--- INPUT DATA ---

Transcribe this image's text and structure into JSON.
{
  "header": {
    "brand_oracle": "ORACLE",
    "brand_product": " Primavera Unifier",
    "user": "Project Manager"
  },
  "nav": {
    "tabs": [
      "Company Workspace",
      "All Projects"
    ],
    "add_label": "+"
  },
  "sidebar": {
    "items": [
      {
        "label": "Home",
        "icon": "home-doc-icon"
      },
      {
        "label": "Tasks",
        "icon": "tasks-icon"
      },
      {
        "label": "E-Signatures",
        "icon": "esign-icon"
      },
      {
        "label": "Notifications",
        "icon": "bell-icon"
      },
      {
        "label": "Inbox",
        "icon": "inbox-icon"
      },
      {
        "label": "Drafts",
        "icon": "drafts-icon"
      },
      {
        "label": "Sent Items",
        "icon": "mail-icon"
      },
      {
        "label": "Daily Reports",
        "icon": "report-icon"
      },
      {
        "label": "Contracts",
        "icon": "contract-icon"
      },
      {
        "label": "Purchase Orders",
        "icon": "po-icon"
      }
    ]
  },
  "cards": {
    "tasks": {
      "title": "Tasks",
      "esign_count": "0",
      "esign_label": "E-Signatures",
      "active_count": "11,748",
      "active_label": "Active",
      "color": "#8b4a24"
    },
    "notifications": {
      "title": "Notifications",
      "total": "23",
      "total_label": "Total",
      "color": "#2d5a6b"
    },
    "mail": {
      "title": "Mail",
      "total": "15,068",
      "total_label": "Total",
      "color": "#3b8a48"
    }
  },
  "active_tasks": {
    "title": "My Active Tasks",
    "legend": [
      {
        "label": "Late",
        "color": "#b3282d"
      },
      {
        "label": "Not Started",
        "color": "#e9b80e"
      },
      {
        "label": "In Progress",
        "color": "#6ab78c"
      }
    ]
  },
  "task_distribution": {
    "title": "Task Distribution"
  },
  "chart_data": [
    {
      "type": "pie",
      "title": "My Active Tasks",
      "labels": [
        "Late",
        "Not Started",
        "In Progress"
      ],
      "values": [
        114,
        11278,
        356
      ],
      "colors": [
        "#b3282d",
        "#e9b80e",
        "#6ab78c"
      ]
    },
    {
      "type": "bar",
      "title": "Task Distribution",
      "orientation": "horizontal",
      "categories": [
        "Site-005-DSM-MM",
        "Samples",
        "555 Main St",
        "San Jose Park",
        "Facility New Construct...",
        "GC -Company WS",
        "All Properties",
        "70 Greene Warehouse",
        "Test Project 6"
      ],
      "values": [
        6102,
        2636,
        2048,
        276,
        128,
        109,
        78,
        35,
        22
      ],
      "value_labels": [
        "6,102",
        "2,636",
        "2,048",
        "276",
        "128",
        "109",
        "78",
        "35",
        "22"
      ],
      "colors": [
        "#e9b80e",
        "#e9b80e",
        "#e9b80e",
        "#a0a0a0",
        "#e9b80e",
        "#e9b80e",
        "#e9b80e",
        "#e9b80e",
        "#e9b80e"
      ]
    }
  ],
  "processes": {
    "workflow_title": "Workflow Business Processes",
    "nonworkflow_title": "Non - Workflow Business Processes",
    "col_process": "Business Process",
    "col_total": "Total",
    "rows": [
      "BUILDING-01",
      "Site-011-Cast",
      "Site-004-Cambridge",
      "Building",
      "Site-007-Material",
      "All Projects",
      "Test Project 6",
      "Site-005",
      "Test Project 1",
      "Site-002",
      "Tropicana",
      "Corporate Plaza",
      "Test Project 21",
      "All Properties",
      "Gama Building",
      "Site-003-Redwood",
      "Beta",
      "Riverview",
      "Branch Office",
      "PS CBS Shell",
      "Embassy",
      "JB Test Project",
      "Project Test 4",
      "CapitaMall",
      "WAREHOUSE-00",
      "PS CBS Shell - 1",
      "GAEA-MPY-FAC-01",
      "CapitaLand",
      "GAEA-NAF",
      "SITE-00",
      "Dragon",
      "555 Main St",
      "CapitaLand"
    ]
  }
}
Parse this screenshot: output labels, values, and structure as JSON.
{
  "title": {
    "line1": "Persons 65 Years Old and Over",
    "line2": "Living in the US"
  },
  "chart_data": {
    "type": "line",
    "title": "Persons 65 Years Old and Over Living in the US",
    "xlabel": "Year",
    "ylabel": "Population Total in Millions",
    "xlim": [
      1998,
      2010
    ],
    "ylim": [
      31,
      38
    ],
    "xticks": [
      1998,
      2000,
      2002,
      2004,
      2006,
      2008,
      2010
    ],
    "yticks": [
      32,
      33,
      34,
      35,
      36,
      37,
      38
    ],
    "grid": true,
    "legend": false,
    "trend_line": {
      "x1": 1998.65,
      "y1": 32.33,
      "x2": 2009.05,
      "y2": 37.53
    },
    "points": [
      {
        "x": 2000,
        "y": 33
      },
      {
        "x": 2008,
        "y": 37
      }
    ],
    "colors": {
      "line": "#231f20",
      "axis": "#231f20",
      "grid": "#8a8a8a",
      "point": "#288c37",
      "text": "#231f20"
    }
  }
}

--- WRITTEN PROBLEM ---
Copy down the material exactly as written.

--- EXPECTED ANSWER ---
Transcribe this image's text and structure into JSON.
{
  "header": {
    "brand_oracle": "ORACLE",
    "brand_product": " Primavera Unifier",
    "user": "Project Manager"
  },
  "nav": {
    "tabs": [
      "Company Workspace",
      "All Projects"
    ],
    "add_label": "+"
  },
  "sidebar": {
    "items": [
      {
        "label": "Home",
        "icon": "home-doc-icon"
      },
      {
        "label": "Tasks",
        "icon": "tasks-icon"
      },
      {
        "label": "E-Signatures",
        "icon": "esign-icon"
      },
      {
        "label": "Notifications",
        "icon": "bell-icon"
      },
      {
        "label": "Inbox",
        "icon": "inbox-icon"
      },
      {
        "label": "Drafts",
        "icon": "drafts-icon"
      },
      {
        "label": "Sent Items",
        "icon": "mail-icon"
      },
      {
        "label": "Daily Reports",
        "icon": "report-icon"
      },
      {
        "label": "Contracts",
        "icon": "contract-icon"
      },
      {
        "label": "Purchase Orders",
        "icon": "po-icon"
      }
    ]
  },
  "cards": {
    "tasks": {
      "title": "Tasks",
      "esign_count": "0",
      "esign_label": "E-Signatures",
      "active_count": "11,748",
      "active_label": "Active",
      "color": "#8b4a24"
    },
    "notifications": {
      "title": "Notifications",
      "total": "23",
      "total_label": "Total",
      "color": "#2d5a6b"
    },
    "mail": {
      "title": "Mail",
      "total": "15,068",
      "total_label": "Total",
      "color": "#3b8a48"
    }
  },
  "active_tasks": {
    "title": "My Active Tasks",
    "legend": [
      {
        "label": "Late",
        "color": "#b3282d"
      },
      {
        "label": "Not Started",
        "color": "#e9b80e"
      },
      {
        "label": "In Progress",
        "color": "#6ab78c"
      }
    ]
  },
  "task_distribution": {
    "title": "Task Distribution"
  },
  "chart_data": [
    {
      "type": "pie",
      "title": "My Active Tasks",
      "labels": [
        "Late",
        "Not Started",
        "In Progress"
      ],
      "values": [
        114,
        11278,
        356
      ],
      "colors": [
        "#b3282d",
        "#e9b80e",
        "#6ab78c"
      ]
    },
    {
      "type": "bar",
      "title": "Task Distribution",
      "orientation": "horizontal",
      "categories": [
        "Site-005-DSM-MM",
        "Samples",
        "555 Main St",
        "San Jose Park",
        "Facility New Construct...",
        "GC -Company WS",
        "All Properties",
        "70 Greene Warehouse",
        "Test Project 6"
      ],
      "values": [
        6102,
        2636,
        2048,
        276,
        128,
        109,
        78,
        35,
        22
      ],
      "value_labels": [
        "6,102",
        "2,636",
        "2,048",
        "276",
        "128",
        "109",
        "78",
        "35",
        "22"
      ],
      "colors": [
        "#e9b80e",
        "#e9b80e",
        "#e9b80e",
        "#a0a0a0",
        "#e9b80e",
        "#e9b80e",
        "#e9b80e",
        "#e9b80e",
        "#e9b80e"
      ]
    }
  ],
  "processes": {
    "workflow_title": "Workflow Business Processes",
    "nonworkflow_title": "Non - Workflow Business Processes",
    "col_process": "Business Process",
    "col_total": "Total",
    "rows": [
      "BUILDING-01",
      "Site-011-Cast",
      "Site-004-Cambridge",
      "Building",
      "Site-007-Material",
      "All Projects",
      "Test Project 6",
      "Site-005",
      "Test Project 1",
      "Site-002",
      "Tropicana",
      "Corporate Plaza",
      "Test Project 21",
      "All Properties",
      "Gama Building",
      "Site-003-Redwood",
      "Beta",
      "Riverview",
      "Branch Office",
      "PS CBS Shell",
      "Embassy",
      "JB Test Project",
      "Project Test 4",
      "CapitaMall",
      "WAREHOUSE-00",
      "PS CBS Shell - 1",
      "GAEA-MPY-FAC-01",
      "CapitaLand",
      "GAEA-NAF",
      "SITE-00",
      "Dragon",
      "555 Main St",
      "CapitaLand"
    ]
  }
}
Parse this screenshot: output labels, values, and structure as JSON.
{
  "title": {
    "line1": "Persons 65 Years Old and Over",
    "line2": "Living in the US"
  },
  "chart_data": {
    "type": "line",
    "title": "Persons 65 Years Old and Over Living in the US",
    "xlabel": "Year",
    "ylabel": "Population Total in Millions",
    "xlim": [
      1998,
      2010
    ],
    "ylim": [
      31,
      38
    ],
    "xticks": [
      1998,
      2000,
      2002,
      2004,
      2006,
      2008,
      2010
    ],
    "yticks": [
      32,
      33,
      34,
      35,
      36,
      37,
      38
    ],
    "grid": true,
    "legend": false,
    "trend_line": {
      "x1": 1998.65,
      "y1": 32.33,
      "x2": 2009.05,
      "y2": 37.53
    },
    "points": [
      {
        "x": 2000,
        "y": 33
      },
      {
        "x": 2008,
        "y": 37
      }
    ],
    "colors": {
      "line": "#231f20",
      "axis": "#231f20",
      "grid": "#8a8a8a",
      "point": "#288c37",
      "text": "#231f20"
    }
  }
}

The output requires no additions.